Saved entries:

----

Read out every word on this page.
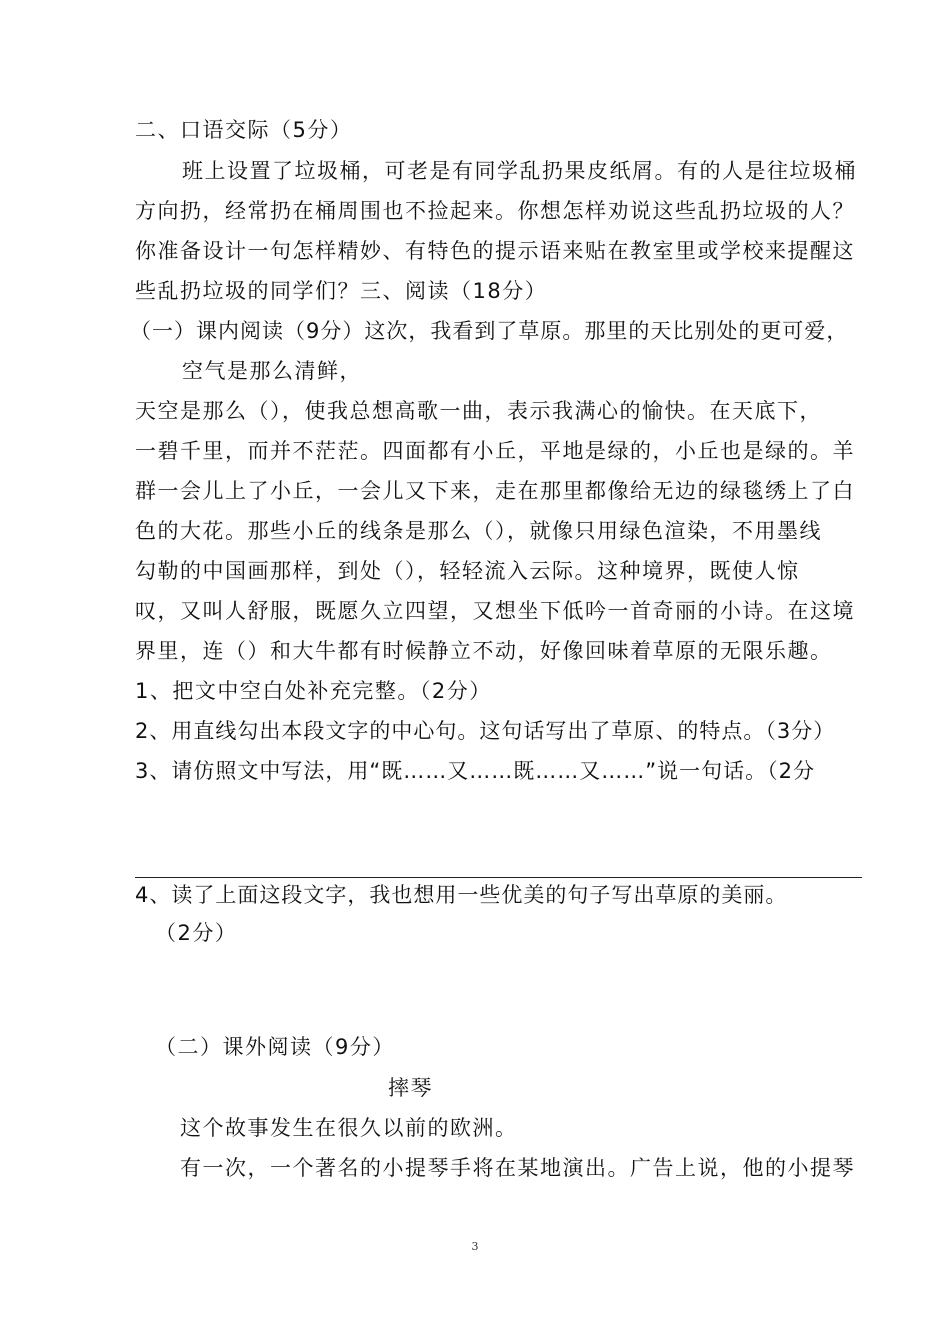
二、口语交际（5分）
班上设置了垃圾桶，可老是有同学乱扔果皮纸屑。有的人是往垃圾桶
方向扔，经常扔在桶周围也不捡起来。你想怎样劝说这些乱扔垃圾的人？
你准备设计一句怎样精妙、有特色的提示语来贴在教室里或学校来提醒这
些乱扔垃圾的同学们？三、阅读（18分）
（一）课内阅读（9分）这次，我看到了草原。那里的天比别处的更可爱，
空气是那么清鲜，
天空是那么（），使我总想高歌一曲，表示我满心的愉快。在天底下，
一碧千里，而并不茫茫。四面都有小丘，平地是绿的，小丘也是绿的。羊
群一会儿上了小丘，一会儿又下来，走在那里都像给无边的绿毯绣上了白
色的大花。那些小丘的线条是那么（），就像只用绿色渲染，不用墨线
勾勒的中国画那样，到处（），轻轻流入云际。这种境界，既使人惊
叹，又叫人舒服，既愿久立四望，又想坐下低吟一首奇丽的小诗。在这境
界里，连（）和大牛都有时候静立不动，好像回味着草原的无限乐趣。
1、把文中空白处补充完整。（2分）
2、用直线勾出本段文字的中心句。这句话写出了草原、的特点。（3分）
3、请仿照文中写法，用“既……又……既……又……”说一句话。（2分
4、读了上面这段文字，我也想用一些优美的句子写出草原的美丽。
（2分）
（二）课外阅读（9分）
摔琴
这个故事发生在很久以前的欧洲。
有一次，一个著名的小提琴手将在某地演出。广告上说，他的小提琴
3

----

**SHORT EXERCISE:**
Set every line down exactly as written, leaving each picture out.

**IN RESPONSE:**
Read out every word on this page.
二、口语交际（5分）
班上设置了垃圾桶，可老是有同学乱扔果皮纸屑。有的人是往垃圾桶
方向扔，经常扔在桶周围也不捡起来。你想怎样劝说这些乱扔垃圾的人？
你准备设计一句怎样精妙、有特色的提示语来贴在教室里或学校来提醒这
些乱扔垃圾的同学们？三、阅读（18分）
（一）课内阅读（9分）这次，我看到了草原。那里的天比别处的更可爱，
空气是那么清鲜，
天空是那么（），使我总想高歌一曲，表示我满心的愉快。在天底下，
一碧千里，而并不茫茫。四面都有小丘，平地是绿的，小丘也是绿的。羊
群一会儿上了小丘，一会儿又下来，走在那里都像给无边的绿毯绣上了白
色的大花。那些小丘的线条是那么（），就像只用绿色渲染，不用墨线
勾勒的中国画那样，到处（），轻轻流入云际。这种境界，既使人惊
叹，又叫人舒服，既愿久立四望，又想坐下低吟一首奇丽的小诗。在这境
界里，连（）和大牛都有时候静立不动，好像回味着草原的无限乐趣。
1、把文中空白处补充完整。（2分）
2、用直线勾出本段文字的中心句。这句话写出了草原、的特点。（3分）
3、请仿照文中写法，用“既……又……既……又……”说一句话。（2分
4、读了上面这段文字，我也想用一些优美的句子写出草原的美丽。
（2分）
（二）课外阅读（9分）
摔琴
这个故事发生在很久以前的欧洲。
有一次，一个著名的小提琴手将在某地演出。广告上说，他的小提琴
3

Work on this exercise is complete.